_EXERCISE DIRECTIONS_.
Check every line of the entries below for the word "Contents", and copy the ones that have it.

---

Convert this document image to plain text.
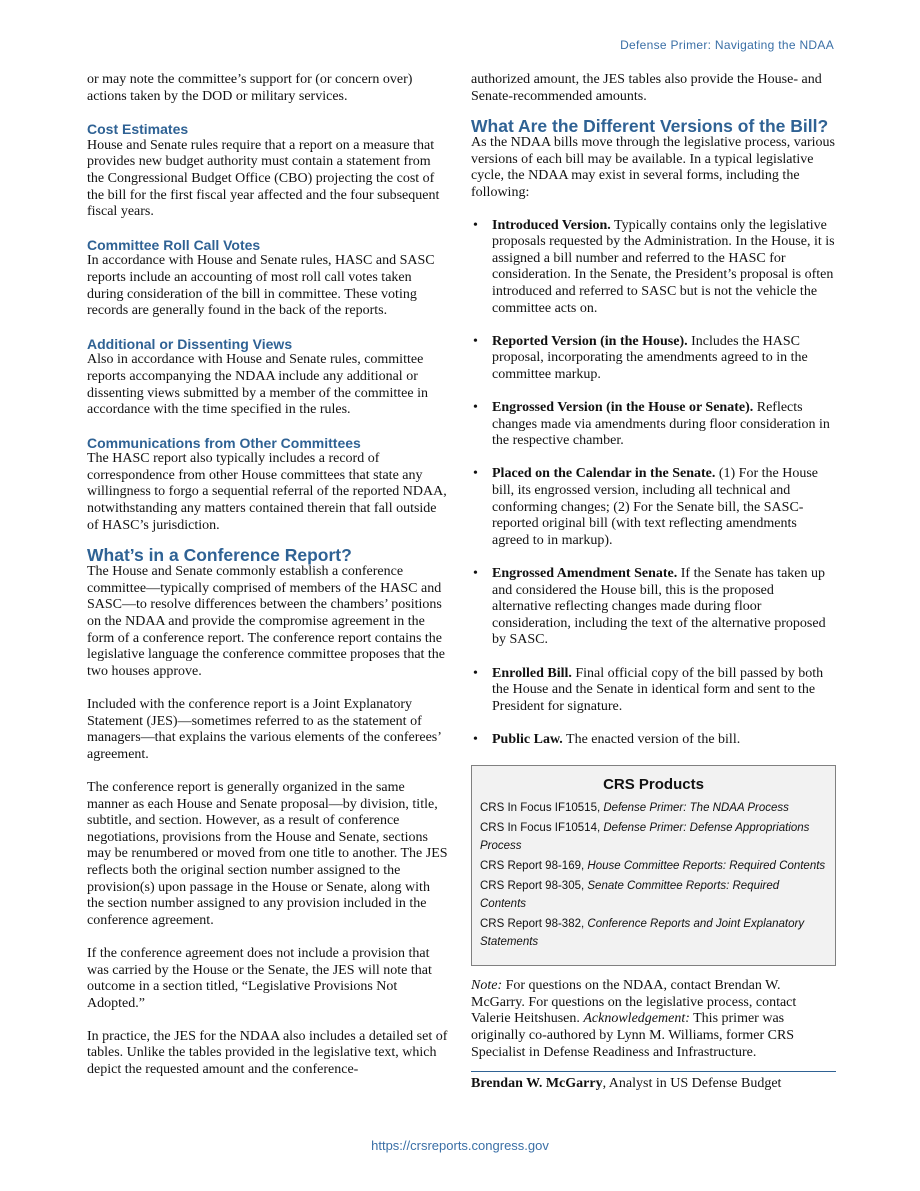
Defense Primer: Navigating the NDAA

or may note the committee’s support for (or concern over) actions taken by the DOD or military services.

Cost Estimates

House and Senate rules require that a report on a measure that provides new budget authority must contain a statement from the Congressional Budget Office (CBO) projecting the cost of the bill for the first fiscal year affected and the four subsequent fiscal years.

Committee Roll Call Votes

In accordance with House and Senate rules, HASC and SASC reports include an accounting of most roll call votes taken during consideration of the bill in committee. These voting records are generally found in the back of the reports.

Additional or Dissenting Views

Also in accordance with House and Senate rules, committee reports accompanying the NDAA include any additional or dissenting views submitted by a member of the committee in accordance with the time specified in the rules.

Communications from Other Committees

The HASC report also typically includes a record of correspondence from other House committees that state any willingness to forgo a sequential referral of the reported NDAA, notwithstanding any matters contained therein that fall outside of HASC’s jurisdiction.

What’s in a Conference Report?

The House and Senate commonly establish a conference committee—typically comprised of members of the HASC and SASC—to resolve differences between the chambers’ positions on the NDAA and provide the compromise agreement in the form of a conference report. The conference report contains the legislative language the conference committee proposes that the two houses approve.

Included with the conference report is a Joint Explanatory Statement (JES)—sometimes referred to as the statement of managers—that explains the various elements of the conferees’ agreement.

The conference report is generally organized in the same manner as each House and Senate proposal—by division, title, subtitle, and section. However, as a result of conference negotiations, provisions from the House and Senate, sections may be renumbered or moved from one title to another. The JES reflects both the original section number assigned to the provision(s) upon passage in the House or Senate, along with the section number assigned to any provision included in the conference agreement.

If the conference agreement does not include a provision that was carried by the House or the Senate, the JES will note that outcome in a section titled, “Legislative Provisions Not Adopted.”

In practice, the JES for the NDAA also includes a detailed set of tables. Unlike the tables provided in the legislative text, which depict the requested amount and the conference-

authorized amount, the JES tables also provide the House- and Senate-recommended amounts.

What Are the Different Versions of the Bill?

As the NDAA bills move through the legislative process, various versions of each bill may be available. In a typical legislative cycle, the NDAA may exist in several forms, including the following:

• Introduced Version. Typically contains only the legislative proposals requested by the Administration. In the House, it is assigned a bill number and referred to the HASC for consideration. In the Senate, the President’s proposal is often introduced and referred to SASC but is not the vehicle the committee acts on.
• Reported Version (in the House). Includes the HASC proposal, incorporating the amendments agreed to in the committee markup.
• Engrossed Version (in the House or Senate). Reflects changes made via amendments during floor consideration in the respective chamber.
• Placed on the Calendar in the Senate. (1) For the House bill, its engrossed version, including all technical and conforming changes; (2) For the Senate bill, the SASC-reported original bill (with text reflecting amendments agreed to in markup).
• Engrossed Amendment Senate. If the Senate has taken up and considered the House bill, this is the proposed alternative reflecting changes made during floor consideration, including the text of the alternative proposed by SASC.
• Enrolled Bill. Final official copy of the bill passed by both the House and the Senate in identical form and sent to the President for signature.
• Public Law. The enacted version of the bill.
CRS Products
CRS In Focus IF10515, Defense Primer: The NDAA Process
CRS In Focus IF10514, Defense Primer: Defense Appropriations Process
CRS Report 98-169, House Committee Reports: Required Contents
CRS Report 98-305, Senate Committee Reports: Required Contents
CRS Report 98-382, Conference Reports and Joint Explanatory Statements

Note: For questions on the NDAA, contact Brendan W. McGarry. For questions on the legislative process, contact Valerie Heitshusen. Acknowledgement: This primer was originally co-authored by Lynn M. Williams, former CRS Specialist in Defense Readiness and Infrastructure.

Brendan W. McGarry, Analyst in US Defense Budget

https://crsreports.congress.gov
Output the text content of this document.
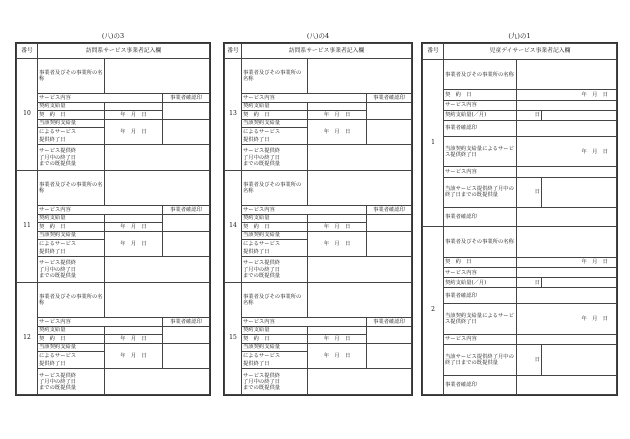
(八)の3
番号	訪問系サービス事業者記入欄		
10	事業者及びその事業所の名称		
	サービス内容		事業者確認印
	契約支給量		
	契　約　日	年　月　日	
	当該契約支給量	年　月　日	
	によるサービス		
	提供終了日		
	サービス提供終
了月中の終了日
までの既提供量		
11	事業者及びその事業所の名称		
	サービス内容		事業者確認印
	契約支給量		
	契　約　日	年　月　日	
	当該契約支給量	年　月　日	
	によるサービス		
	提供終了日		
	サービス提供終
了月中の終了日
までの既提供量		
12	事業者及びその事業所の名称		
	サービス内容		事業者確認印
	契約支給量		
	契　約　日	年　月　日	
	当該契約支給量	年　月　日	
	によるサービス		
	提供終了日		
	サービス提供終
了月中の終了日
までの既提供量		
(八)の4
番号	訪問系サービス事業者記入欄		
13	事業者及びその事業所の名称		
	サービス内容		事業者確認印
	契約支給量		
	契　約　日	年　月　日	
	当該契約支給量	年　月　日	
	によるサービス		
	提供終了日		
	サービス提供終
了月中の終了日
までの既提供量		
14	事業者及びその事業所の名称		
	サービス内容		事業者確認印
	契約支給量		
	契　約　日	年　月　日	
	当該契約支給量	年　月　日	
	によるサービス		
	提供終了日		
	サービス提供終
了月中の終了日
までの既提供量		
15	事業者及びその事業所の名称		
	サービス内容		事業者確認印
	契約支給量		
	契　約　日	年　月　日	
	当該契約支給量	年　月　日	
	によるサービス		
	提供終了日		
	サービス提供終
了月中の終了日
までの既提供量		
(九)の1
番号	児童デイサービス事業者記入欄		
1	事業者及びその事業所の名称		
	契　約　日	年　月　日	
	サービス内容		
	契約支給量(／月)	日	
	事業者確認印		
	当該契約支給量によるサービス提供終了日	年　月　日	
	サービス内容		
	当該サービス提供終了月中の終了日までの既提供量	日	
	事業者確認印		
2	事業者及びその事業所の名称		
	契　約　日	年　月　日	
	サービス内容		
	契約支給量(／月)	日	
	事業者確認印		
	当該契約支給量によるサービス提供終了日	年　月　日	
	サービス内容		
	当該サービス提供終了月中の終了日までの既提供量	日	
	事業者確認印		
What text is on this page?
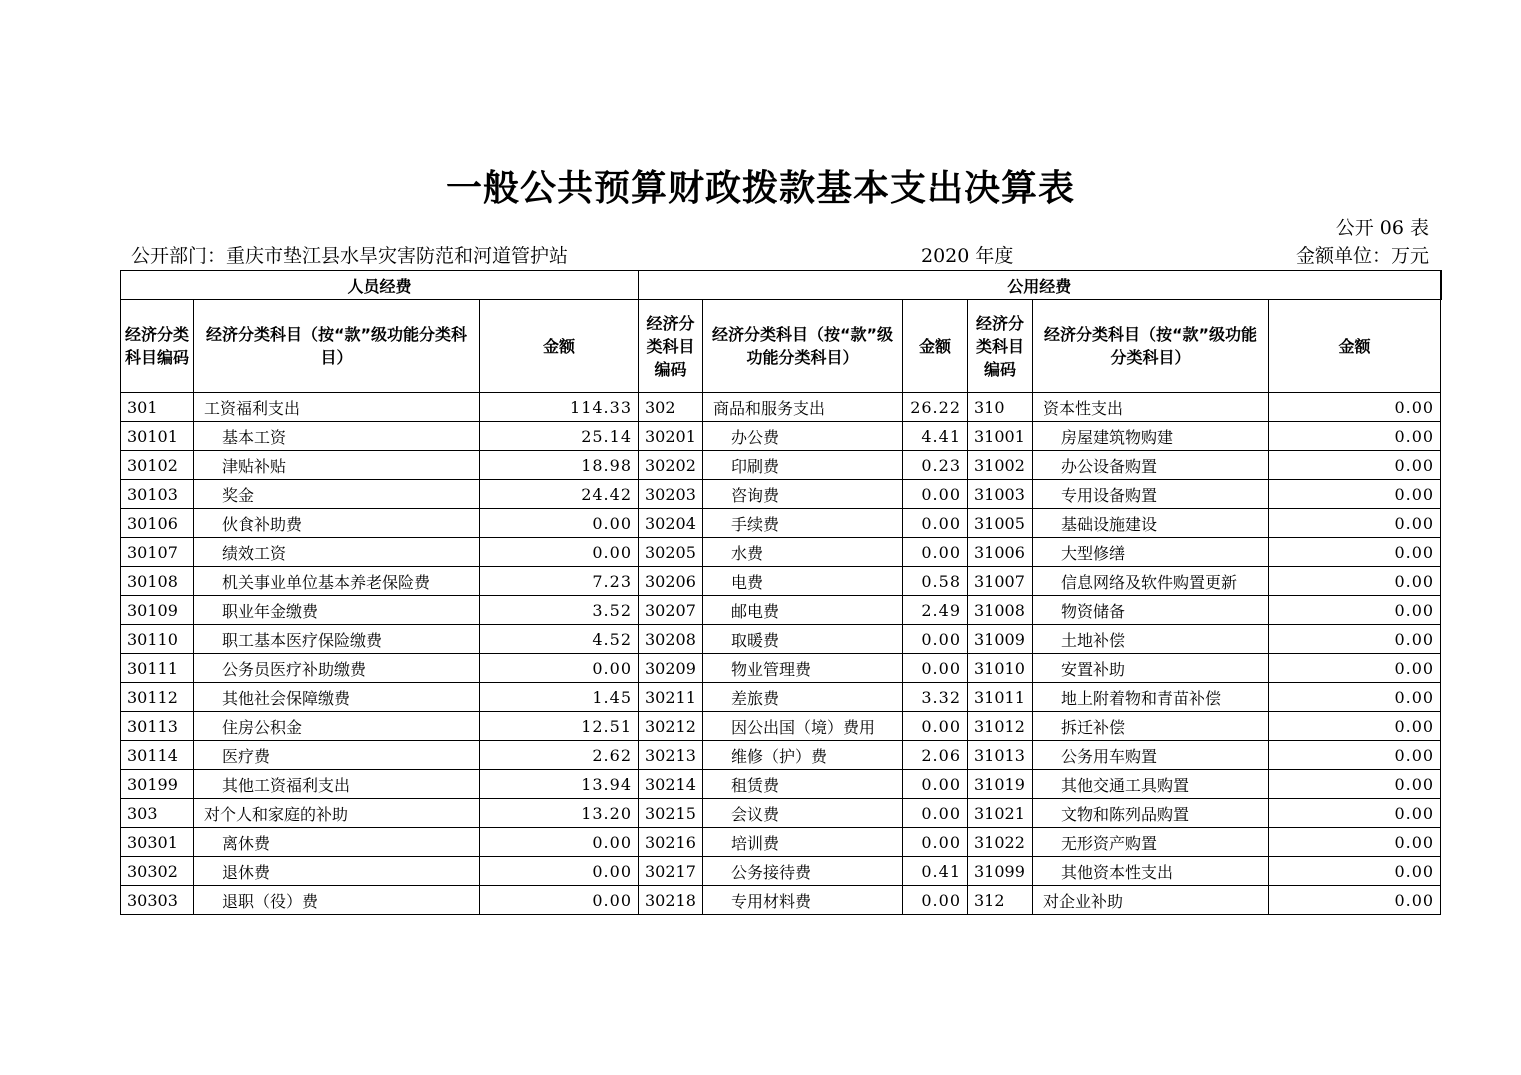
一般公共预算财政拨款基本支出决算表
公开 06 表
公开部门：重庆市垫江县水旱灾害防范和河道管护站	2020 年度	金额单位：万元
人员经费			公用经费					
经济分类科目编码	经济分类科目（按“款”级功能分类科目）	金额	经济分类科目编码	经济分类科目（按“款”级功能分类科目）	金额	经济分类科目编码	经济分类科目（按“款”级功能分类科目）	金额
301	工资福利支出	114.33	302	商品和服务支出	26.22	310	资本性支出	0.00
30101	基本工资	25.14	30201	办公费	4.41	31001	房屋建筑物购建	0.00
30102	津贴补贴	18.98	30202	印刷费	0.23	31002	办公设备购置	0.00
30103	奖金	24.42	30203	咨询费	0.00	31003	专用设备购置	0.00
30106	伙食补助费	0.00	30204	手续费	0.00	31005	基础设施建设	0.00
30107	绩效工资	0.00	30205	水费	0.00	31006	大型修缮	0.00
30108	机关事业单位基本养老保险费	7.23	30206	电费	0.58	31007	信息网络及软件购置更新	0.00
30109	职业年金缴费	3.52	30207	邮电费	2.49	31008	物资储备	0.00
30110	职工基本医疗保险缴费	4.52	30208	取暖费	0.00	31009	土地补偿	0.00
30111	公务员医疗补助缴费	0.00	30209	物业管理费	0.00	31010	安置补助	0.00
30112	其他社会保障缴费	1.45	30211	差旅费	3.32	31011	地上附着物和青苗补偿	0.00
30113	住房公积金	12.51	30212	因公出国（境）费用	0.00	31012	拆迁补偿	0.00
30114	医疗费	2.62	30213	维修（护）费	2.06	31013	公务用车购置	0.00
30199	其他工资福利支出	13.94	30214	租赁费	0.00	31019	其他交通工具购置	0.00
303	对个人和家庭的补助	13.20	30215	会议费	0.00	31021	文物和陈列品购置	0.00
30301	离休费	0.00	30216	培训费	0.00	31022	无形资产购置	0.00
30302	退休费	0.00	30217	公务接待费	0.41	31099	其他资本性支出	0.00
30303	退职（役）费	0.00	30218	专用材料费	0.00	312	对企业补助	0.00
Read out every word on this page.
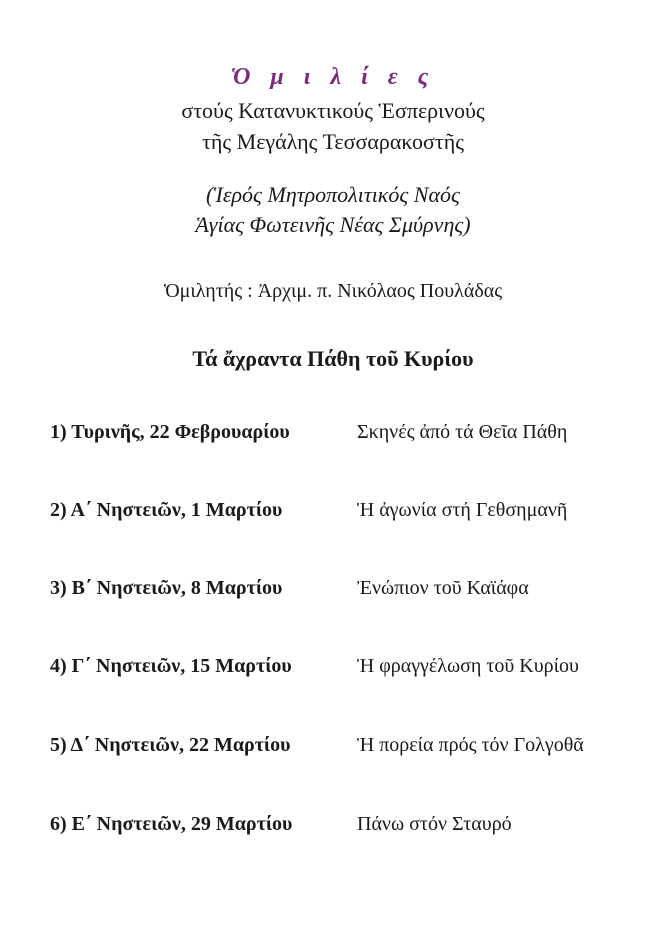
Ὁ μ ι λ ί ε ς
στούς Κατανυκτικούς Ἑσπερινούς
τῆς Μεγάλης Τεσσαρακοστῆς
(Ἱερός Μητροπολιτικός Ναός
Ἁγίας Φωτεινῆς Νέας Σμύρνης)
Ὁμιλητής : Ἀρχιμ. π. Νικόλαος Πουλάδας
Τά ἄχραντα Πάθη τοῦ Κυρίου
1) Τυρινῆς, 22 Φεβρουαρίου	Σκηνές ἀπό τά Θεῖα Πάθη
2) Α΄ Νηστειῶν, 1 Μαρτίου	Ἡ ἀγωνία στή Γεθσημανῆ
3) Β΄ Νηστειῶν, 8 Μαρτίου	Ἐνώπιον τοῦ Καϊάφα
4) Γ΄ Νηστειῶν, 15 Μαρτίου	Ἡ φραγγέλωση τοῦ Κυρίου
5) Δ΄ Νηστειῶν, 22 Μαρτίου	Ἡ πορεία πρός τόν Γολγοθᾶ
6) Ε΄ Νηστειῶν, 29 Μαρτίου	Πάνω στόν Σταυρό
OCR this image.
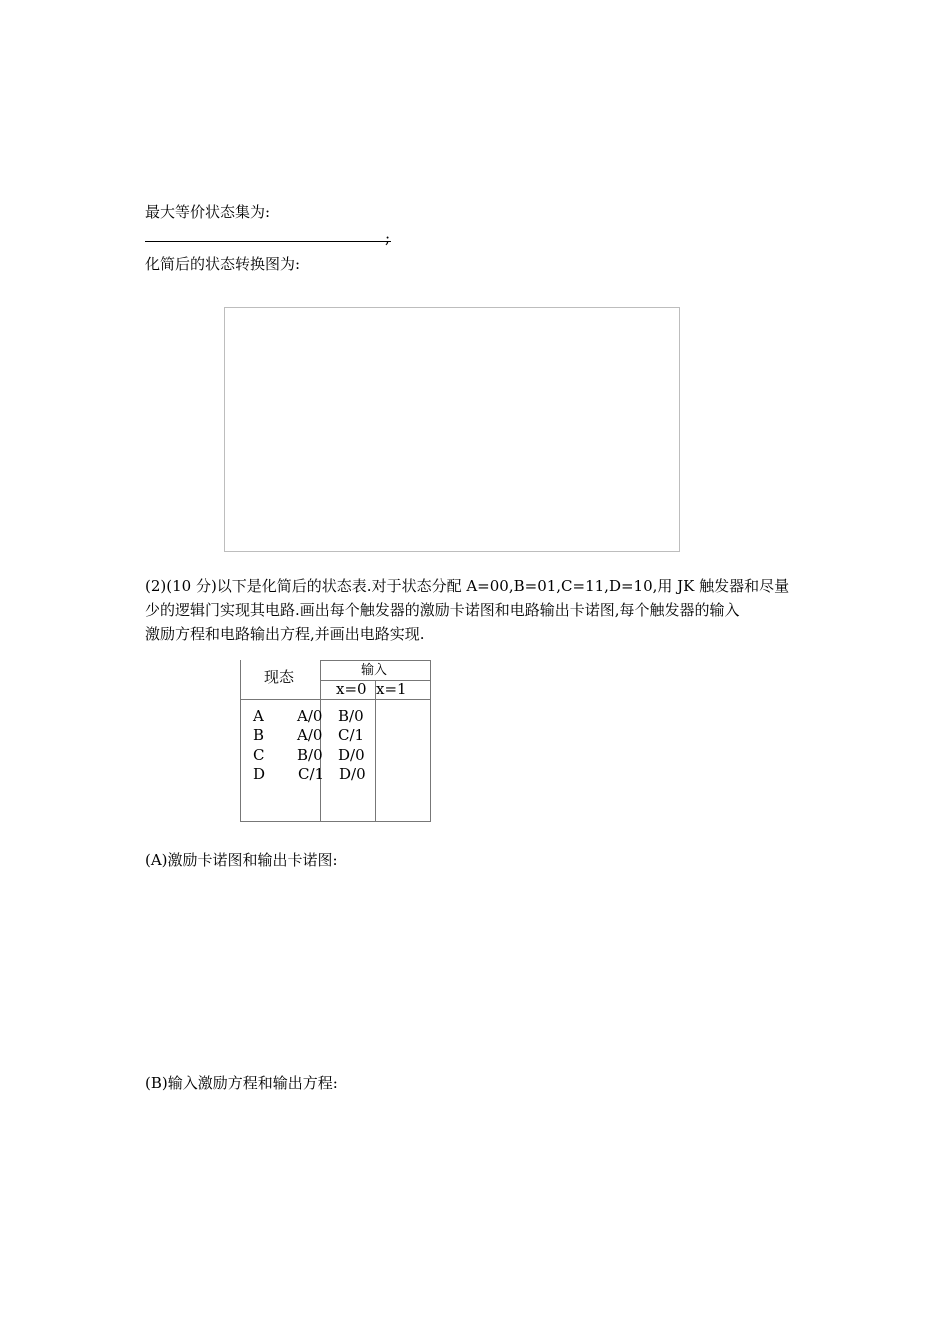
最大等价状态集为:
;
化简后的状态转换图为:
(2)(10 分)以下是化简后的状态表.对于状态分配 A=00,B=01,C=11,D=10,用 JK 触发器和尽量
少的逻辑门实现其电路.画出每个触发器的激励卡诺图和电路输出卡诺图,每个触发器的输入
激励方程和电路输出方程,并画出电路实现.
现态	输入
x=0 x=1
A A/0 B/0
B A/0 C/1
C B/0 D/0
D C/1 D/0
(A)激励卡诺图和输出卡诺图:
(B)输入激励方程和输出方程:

---

_ANSWER TO THE PROBLEM_.
CRS Report 98-169, House Committee Reports: Required Contents
CRS Report 98-305, Senate Committee Reports: Required Contents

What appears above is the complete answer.